Stored data entries
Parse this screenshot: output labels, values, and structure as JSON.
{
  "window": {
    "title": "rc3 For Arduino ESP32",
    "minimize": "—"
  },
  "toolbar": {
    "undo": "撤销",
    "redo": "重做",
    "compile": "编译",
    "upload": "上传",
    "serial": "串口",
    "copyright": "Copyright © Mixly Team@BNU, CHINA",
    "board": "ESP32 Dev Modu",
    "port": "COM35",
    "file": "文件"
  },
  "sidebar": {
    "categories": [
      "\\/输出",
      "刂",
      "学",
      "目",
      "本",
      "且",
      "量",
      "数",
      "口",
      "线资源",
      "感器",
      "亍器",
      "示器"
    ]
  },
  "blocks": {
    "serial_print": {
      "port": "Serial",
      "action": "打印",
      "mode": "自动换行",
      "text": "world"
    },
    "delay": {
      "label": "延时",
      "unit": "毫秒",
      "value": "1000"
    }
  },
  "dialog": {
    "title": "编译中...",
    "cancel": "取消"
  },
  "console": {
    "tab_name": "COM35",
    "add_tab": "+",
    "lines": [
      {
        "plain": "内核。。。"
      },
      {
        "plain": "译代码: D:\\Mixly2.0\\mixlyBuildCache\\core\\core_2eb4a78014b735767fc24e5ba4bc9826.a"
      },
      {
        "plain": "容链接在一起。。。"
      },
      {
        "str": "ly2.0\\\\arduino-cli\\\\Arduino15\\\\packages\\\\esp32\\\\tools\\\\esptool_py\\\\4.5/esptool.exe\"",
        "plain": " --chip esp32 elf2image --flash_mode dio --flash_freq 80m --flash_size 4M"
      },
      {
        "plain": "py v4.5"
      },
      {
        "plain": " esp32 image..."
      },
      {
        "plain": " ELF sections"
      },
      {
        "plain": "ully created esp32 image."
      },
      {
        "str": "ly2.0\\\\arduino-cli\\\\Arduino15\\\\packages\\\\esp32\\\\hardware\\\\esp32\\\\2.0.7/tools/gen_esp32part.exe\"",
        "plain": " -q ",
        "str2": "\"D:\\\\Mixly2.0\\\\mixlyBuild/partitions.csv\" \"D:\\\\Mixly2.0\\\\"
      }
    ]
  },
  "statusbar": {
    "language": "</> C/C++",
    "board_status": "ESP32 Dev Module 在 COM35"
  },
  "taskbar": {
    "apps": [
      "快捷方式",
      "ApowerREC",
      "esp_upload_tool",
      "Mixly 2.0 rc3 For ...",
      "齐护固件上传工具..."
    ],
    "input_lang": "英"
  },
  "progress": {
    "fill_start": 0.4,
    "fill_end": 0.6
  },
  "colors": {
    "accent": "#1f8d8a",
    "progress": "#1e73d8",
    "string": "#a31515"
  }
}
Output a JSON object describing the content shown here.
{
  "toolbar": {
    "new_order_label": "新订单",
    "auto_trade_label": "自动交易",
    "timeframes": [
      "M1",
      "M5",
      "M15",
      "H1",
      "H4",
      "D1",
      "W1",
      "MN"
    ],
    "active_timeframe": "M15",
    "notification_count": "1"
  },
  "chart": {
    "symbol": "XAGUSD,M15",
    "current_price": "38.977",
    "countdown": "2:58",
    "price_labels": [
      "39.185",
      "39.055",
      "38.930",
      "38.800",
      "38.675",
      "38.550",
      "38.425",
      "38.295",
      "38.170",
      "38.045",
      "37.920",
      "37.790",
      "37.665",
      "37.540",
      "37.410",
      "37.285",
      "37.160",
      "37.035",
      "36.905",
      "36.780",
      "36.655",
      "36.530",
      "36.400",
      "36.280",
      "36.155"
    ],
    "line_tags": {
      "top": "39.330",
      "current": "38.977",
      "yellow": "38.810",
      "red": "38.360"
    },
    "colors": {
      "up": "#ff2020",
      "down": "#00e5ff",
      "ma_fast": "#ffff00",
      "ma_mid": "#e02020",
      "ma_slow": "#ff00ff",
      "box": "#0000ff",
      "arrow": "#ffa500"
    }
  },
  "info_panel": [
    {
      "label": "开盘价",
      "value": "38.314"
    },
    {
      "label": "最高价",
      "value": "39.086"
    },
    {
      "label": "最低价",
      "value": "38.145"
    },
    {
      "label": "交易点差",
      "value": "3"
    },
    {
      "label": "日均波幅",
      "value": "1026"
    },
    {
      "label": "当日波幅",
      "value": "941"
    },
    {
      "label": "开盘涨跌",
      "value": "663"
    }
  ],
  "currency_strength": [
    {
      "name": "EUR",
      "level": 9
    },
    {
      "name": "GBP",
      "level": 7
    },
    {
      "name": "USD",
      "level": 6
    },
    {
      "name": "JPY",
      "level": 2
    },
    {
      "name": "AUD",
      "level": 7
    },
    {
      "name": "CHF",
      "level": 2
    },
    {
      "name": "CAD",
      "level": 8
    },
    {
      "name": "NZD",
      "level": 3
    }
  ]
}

### Exercise goal
Every line in the data that holds "plain" should be copied out.

### Answer to this task
        "plain": "内核。。。"
        "plain": "译代码: D:\\Mixly2.0\\mixlyBuildCache\\core\\core_2eb4a78014b735767fc24e5ba4bc9826.a"
        "plain": "容链接在一起。。。"
        "plain": " --chip esp32 elf2image --flash_mode dio --flash_freq 80m --flash_size 4M"
        "plain": "py v4.5"
        "plain": " esp32 image..."
        "plain": " ELF sections"
        "plain": "ully created esp32 image."
        "plain": " -q ",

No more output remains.